STATED GOAL
Among the lines below, count those with "Risco". Give only the number.

PROVIDED ENTRIES
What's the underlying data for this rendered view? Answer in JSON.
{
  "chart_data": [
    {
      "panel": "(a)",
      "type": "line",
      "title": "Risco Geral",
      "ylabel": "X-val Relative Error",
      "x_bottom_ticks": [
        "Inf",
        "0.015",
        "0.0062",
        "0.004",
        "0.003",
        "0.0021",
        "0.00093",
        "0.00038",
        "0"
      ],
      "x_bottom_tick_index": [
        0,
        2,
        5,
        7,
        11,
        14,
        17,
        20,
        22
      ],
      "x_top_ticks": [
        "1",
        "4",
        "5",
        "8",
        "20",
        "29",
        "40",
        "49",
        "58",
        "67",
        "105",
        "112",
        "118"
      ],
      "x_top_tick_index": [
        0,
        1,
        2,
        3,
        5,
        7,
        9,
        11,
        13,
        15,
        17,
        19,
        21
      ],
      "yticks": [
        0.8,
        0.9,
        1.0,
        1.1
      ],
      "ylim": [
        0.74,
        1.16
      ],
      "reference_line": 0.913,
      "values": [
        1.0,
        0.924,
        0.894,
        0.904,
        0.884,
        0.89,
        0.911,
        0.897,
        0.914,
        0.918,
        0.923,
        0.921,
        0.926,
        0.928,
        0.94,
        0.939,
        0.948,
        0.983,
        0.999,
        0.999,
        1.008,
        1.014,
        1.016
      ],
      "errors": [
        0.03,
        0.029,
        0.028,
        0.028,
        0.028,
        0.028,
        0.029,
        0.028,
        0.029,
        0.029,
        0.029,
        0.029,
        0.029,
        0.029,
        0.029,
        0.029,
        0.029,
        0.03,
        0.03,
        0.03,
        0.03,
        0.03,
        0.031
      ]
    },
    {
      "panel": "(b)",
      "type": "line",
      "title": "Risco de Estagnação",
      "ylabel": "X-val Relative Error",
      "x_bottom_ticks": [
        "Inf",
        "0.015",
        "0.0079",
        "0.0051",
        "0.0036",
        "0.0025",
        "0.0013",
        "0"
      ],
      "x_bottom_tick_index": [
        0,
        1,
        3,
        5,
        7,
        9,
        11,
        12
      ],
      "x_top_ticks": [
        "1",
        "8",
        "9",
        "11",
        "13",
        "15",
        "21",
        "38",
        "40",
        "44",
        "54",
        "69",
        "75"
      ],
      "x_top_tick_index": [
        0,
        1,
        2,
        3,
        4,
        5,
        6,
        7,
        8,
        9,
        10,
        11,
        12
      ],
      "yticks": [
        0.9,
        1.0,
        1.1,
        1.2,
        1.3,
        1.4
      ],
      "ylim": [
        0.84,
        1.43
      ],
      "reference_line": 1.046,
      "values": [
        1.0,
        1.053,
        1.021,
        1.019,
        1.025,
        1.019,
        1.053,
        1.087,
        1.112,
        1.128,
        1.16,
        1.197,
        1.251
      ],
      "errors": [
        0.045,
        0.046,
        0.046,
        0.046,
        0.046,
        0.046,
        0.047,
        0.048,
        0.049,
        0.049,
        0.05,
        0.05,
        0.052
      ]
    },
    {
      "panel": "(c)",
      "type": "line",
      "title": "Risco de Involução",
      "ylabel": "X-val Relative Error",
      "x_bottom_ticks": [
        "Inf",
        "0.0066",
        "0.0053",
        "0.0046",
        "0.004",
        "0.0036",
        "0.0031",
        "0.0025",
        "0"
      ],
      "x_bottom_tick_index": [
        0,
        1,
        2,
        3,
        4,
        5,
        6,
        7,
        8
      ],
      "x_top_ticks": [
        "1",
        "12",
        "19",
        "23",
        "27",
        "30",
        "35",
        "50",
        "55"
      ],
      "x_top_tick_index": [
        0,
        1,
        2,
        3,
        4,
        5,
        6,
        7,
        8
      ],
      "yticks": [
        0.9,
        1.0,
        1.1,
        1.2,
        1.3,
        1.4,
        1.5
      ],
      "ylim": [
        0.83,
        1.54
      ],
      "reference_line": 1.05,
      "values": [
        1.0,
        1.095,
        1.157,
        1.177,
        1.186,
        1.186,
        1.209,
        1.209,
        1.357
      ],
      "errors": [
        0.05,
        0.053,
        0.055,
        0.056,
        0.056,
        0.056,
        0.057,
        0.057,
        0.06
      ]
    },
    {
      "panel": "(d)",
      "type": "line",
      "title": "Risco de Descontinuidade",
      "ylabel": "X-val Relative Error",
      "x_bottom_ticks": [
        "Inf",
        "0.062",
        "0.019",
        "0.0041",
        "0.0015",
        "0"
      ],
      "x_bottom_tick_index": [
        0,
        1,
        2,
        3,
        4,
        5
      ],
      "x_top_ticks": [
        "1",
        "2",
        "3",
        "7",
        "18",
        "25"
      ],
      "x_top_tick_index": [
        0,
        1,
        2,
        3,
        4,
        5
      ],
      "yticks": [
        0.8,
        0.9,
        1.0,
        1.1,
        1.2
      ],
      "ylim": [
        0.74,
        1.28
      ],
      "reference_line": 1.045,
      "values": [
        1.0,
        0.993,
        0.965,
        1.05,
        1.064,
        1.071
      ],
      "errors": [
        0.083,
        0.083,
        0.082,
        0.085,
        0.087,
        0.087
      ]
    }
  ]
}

ANSWER TO THE TASK
4